GIVEN PROBLEM:
Check each line of the material. Copy those containing "возврата".

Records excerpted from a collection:
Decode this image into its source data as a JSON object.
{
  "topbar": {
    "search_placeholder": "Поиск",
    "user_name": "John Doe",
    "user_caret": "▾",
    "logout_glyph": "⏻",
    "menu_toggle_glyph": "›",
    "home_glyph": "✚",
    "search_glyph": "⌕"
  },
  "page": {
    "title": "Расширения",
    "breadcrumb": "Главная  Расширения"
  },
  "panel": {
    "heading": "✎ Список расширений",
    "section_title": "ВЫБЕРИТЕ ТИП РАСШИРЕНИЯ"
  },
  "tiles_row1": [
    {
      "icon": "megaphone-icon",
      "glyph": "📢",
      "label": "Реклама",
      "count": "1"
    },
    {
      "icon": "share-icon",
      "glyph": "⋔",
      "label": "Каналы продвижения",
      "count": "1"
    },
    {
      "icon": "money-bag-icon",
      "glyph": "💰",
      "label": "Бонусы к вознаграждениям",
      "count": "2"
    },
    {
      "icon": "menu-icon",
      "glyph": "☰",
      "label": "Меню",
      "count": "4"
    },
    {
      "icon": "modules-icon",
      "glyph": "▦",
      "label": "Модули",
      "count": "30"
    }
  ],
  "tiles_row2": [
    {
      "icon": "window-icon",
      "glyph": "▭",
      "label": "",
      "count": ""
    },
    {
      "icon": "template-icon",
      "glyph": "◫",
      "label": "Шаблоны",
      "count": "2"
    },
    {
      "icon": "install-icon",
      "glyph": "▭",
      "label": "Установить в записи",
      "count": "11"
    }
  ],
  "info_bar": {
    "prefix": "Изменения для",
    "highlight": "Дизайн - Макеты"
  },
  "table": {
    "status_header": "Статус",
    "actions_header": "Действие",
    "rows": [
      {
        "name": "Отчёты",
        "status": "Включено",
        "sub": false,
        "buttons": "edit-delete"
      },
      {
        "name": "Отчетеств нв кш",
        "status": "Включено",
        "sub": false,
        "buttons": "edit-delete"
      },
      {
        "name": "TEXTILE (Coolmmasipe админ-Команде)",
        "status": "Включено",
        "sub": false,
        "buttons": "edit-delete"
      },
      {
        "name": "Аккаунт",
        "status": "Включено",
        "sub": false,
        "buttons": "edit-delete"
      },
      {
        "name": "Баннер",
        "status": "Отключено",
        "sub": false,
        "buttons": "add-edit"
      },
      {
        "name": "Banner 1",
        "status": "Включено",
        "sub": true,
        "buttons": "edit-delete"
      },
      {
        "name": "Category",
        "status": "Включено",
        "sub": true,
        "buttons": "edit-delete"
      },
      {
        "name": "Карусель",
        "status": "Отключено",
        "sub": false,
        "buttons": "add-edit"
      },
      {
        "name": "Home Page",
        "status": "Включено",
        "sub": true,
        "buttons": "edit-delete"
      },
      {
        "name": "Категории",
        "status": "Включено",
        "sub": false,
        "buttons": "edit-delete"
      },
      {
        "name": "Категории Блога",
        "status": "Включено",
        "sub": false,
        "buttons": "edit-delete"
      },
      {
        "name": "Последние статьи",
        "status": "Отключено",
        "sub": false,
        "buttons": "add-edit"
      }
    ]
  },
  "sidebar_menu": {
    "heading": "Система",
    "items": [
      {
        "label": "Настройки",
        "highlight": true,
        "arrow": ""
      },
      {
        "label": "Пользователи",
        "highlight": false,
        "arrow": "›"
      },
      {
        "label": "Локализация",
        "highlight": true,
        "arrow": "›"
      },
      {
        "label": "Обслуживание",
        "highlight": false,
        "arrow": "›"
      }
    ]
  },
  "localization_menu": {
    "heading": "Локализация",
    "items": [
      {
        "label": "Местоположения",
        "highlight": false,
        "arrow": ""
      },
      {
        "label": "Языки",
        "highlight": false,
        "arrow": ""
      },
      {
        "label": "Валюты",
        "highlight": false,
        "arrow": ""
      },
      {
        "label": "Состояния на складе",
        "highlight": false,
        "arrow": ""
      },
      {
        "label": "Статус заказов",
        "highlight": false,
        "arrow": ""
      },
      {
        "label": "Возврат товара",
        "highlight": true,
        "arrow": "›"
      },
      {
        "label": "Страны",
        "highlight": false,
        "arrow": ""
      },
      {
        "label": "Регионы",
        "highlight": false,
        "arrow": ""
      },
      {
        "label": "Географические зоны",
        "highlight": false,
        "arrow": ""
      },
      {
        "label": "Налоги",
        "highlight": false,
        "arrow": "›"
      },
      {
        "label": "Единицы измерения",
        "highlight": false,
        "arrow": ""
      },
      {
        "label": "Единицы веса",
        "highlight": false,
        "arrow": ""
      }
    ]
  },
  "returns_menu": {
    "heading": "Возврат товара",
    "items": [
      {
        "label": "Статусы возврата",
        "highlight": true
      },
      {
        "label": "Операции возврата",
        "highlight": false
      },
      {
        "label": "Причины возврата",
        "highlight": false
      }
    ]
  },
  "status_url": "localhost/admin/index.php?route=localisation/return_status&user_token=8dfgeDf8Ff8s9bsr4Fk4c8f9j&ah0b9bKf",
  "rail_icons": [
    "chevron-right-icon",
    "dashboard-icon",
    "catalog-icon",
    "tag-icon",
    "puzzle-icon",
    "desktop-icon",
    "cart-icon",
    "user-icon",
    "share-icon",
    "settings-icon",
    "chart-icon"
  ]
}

THE COMPLETED TASK:
        "label": "Статусы возврата",
        "label": "Операции возврата",
        "label": "Причины возврата",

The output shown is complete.